--- START OF Supplied data ---

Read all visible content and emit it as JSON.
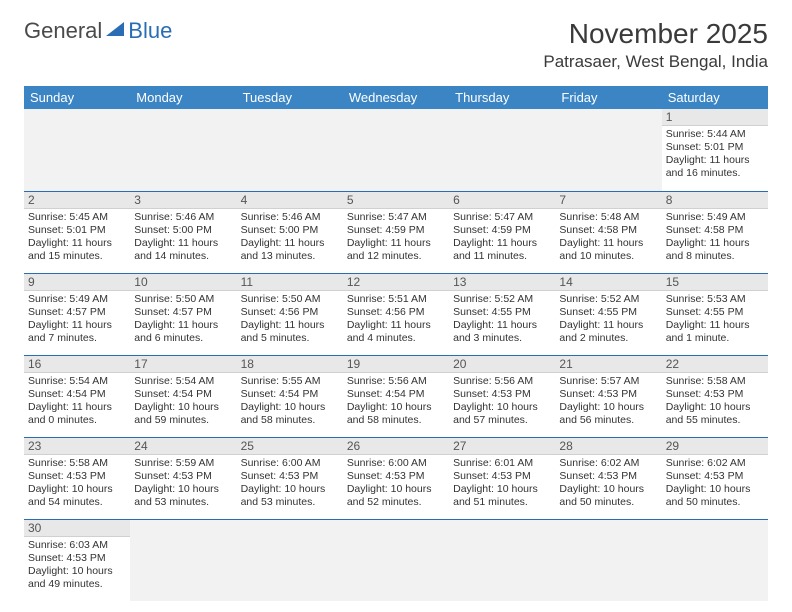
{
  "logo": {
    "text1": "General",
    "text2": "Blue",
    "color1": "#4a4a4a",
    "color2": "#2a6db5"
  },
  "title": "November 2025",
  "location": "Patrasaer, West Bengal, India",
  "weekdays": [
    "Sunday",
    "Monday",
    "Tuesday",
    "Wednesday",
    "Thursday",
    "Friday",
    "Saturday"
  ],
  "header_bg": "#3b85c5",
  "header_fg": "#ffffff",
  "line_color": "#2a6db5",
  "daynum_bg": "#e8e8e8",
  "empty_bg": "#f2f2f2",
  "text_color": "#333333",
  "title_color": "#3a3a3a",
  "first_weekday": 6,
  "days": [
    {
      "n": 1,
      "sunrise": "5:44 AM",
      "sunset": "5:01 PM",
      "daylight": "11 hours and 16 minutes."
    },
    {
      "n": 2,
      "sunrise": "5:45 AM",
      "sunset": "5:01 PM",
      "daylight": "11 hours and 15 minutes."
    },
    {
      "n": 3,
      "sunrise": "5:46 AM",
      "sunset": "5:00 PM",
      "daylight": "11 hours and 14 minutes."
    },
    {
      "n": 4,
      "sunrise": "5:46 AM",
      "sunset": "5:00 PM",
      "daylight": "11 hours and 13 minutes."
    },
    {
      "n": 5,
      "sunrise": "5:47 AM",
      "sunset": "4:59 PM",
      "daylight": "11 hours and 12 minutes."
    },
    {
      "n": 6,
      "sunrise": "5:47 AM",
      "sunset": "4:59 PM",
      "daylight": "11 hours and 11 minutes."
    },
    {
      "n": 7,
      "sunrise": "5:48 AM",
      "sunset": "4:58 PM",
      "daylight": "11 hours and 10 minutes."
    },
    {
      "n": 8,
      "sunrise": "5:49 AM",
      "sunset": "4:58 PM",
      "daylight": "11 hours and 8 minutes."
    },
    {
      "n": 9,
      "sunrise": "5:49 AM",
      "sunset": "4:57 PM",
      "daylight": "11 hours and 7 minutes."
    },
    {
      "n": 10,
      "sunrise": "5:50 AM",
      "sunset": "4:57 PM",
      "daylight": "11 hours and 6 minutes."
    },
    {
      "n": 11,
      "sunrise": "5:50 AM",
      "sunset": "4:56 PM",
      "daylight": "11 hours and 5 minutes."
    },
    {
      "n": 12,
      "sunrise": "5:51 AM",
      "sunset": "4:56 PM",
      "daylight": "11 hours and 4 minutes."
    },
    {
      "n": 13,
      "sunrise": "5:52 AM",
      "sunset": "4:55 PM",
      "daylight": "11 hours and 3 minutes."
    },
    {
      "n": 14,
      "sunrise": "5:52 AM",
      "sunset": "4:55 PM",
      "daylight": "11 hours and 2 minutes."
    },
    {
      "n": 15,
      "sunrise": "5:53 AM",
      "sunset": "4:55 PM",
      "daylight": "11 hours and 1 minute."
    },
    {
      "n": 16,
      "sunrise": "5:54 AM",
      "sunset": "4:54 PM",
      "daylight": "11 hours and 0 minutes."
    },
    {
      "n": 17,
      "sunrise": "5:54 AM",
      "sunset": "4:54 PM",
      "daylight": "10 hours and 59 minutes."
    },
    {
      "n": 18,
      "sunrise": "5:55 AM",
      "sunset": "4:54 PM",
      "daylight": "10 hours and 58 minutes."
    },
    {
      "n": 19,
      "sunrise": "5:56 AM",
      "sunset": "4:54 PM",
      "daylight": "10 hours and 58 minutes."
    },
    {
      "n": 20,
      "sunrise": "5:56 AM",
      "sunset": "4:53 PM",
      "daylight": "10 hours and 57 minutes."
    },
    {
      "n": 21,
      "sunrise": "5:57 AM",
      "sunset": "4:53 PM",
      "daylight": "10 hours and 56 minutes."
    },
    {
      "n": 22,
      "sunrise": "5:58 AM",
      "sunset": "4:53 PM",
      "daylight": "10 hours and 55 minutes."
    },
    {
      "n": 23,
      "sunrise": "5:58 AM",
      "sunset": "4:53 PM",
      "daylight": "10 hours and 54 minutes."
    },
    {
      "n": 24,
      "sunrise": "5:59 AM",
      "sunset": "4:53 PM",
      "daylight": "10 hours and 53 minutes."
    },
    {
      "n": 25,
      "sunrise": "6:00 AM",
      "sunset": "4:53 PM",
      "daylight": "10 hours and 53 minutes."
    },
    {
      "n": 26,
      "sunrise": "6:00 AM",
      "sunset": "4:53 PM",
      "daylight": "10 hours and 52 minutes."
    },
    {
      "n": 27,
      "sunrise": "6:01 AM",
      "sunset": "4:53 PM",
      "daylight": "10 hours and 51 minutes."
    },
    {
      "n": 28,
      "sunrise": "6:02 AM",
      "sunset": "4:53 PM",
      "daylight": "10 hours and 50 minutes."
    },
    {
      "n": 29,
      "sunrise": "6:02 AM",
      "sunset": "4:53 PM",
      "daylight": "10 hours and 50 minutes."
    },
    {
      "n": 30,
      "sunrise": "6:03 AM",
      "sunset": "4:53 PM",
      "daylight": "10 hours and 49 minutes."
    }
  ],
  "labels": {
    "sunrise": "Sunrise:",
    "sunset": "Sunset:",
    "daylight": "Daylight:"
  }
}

--- END OF Supplied data ---

Task details: Output all of the records exactly as they appear above, but not the pictures.

Exercise result:
Read all visible content and emit it as JSON.
{
  "logo": {
    "text1": "General",
    "text2": "Blue",
    "color1": "#4a4a4a",
    "color2": "#2a6db5"
  },
  "title": "November 2025",
  "location": "Patrasaer, West Bengal, India",
  "weekdays": [
    "Sunday",
    "Monday",
    "Tuesday",
    "Wednesday",
    "Thursday",
    "Friday",
    "Saturday"
  ],
  "header_bg": "#3b85c5",
  "header_fg": "#ffffff",
  "line_color": "#2a6db5",
  "daynum_bg": "#e8e8e8",
  "empty_bg": "#f2f2f2",
  "text_color": "#333333",
  "title_color": "#3a3a3a",
  "first_weekday": 6,
  "days": [
    {
      "n": 1,
      "sunrise": "5:44 AM",
      "sunset": "5:01 PM",
      "daylight": "11 hours and 16 minutes."
    },
    {
      "n": 2,
      "sunrise": "5:45 AM",
      "sunset": "5:01 PM",
      "daylight": "11 hours and 15 minutes."
    },
    {
      "n": 3,
      "sunrise": "5:46 AM",
      "sunset": "5:00 PM",
      "daylight": "11 hours and 14 minutes."
    },
    {
      "n": 4,
      "sunrise": "5:46 AM",
      "sunset": "5:00 PM",
      "daylight": "11 hours and 13 minutes."
    },
    {
      "n": 5,
      "sunrise": "5:47 AM",
      "sunset": "4:59 PM",
      "daylight": "11 hours and 12 minutes."
    },
    {
      "n": 6,
      "sunrise": "5:47 AM",
      "sunset": "4:59 PM",
      "daylight": "11 hours and 11 minutes."
    },
    {
      "n": 7,
      "sunrise": "5:48 AM",
      "sunset": "4:58 PM",
      "daylight": "11 hours and 10 minutes."
    },
    {
      "n": 8,
      "sunrise": "5:49 AM",
      "sunset": "4:58 PM",
      "daylight": "11 hours and 8 minutes."
    },
    {
      "n": 9,
      "sunrise": "5:49 AM",
      "sunset": "4:57 PM",
      "daylight": "11 hours and 7 minutes."
    },
    {
      "n": 10,
      "sunrise": "5:50 AM",
      "sunset": "4:57 PM",
      "daylight": "11 hours and 6 minutes."
    },
    {
      "n": 11,
      "sunrise": "5:50 AM",
      "sunset": "4:56 PM",
      "daylight": "11 hours and 5 minutes."
    },
    {
      "n": 12,
      "sunrise": "5:51 AM",
      "sunset": "4:56 PM",
      "daylight": "11 hours and 4 minutes."
    },
    {
      "n": 13,
      "sunrise": "5:52 AM",
      "sunset": "4:55 PM",
      "daylight": "11 hours and 3 minutes."
    },
    {
      "n": 14,
      "sunrise": "5:52 AM",
      "sunset": "4:55 PM",
      "daylight": "11 hours and 2 minutes."
    },
    {
      "n": 15,
      "sunrise": "5:53 AM",
      "sunset": "4:55 PM",
      "daylight": "11 hours and 1 minute."
    },
    {
      "n": 16,
      "sunrise": "5:54 AM",
      "sunset": "4:54 PM",
      "daylight": "11 hours and 0 minutes."
    },
    {
      "n": 17,
      "sunrise": "5:54 AM",
      "sunset": "4:54 PM",
      "daylight": "10 hours and 59 minutes."
    },
    {
      "n": 18,
      "sunrise": "5:55 AM",
      "sunset": "4:54 PM",
      "daylight": "10 hours and 58 minutes."
    },
    {
      "n": 19,
      "sunrise": "5:56 AM",
      "sunset": "4:54 PM",
      "daylight": "10 hours and 58 minutes."
    },
    {
      "n": 20,
      "sunrise": "5:56 AM",
      "sunset": "4:53 PM",
      "daylight": "10 hours and 57 minutes."
    },
    {
      "n": 21,
      "sunrise": "5:57 AM",
      "sunset": "4:53 PM",
      "daylight": "10 hours and 56 minutes."
    },
    {
      "n": 22,
      "sunrise": "5:58 AM",
      "sunset": "4:53 PM",
      "daylight": "10 hours and 55 minutes."
    },
    {
      "n": 23,
      "sunrise": "5:58 AM",
      "sunset": "4:53 PM",
      "daylight": "10 hours and 54 minutes."
    },
    {
      "n": 24,
      "sunrise": "5:59 AM",
      "sunset": "4:53 PM",
      "daylight": "10 hours and 53 minutes."
    },
    {
      "n": 25,
      "sunrise": "6:00 AM",
      "sunset": "4:53 PM",
      "daylight": "10 hours and 53 minutes."
    },
    {
      "n": 26,
      "sunrise": "6:00 AM",
      "sunset": "4:53 PM",
      "daylight": "10 hours and 52 minutes."
    },
    {
      "n": 27,
      "sunrise": "6:01 AM",
      "sunset": "4:53 PM",
      "daylight": "10 hours and 51 minutes."
    },
    {
      "n": 28,
      "sunrise": "6:02 AM",
      "sunset": "4:53 PM",
      "daylight": "10 hours and 50 minutes."
    },
    {
      "n": 29,
      "sunrise": "6:02 AM",
      "sunset": "4:53 PM",
      "daylight": "10 hours and 50 minutes."
    },
    {
      "n": 30,
      "sunrise": "6:03 AM",
      "sunset": "4:53 PM",
      "daylight": "10 hours and 49 minutes."
    }
  ],
  "labels": {
    "sunrise": "Sunrise:",
    "sunset": "Sunset:",
    "daylight": "Daylight:"
  }
}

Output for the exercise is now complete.